:: TASK DETAILS ::
Rewrite the items below, changing every "star-icon" to "star-graphic" and keeping everything else the same.

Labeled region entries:
— start —
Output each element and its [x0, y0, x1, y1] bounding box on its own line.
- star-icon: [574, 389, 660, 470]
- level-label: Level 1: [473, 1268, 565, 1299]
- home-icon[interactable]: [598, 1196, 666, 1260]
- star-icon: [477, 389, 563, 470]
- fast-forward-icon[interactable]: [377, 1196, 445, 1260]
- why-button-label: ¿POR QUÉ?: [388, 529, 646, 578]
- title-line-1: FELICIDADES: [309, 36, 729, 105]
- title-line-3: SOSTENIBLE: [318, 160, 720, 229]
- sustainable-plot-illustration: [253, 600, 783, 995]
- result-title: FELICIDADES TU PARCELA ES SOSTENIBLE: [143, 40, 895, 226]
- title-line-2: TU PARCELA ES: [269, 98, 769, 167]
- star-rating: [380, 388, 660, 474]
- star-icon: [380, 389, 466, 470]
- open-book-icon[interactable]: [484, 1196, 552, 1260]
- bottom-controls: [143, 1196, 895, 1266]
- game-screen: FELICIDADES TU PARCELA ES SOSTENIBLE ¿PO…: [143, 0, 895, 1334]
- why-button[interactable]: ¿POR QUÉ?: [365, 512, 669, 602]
— end —
:: RESULT FOR THIS EXERCISE ::
Output each element and its [x0, y0, x1, y1] bounding box on its own line.
- star-graphic: [574, 389, 660, 470]
- level-label: Level 1: [473, 1268, 565, 1299]
- home-icon[interactable]: [598, 1196, 666, 1260]
- star-graphic: [477, 389, 563, 470]
- fast-forward-icon[interactable]: [377, 1196, 445, 1260]
- why-button-label: ¿POR QUÉ?: [388, 529, 646, 578]
- title-line-1: FELICIDADES: [309, 36, 729, 105]
- title-line-3: SOSTENIBLE: [318, 160, 720, 229]
- sustainable-plot-illustration: [253, 600, 783, 995]
- result-title: FELICIDADES TU PARCELA ES SOSTENIBLE: [143, 40, 895, 226]
- title-line-2: TU PARCELA ES: [269, 98, 769, 167]
- star-rating: [380, 388, 660, 474]
- star-graphic: [380, 389, 466, 470]
- open-book-icon[interactable]: [484, 1196, 552, 1260]
- bottom-controls: [143, 1196, 895, 1266]
- game-screen: FELICIDADES TU PARCELA ES SOSTENIBLE ¿PO…: [143, 0, 895, 1334]
- why-button[interactable]: ¿POR QUÉ?: [365, 512, 669, 602]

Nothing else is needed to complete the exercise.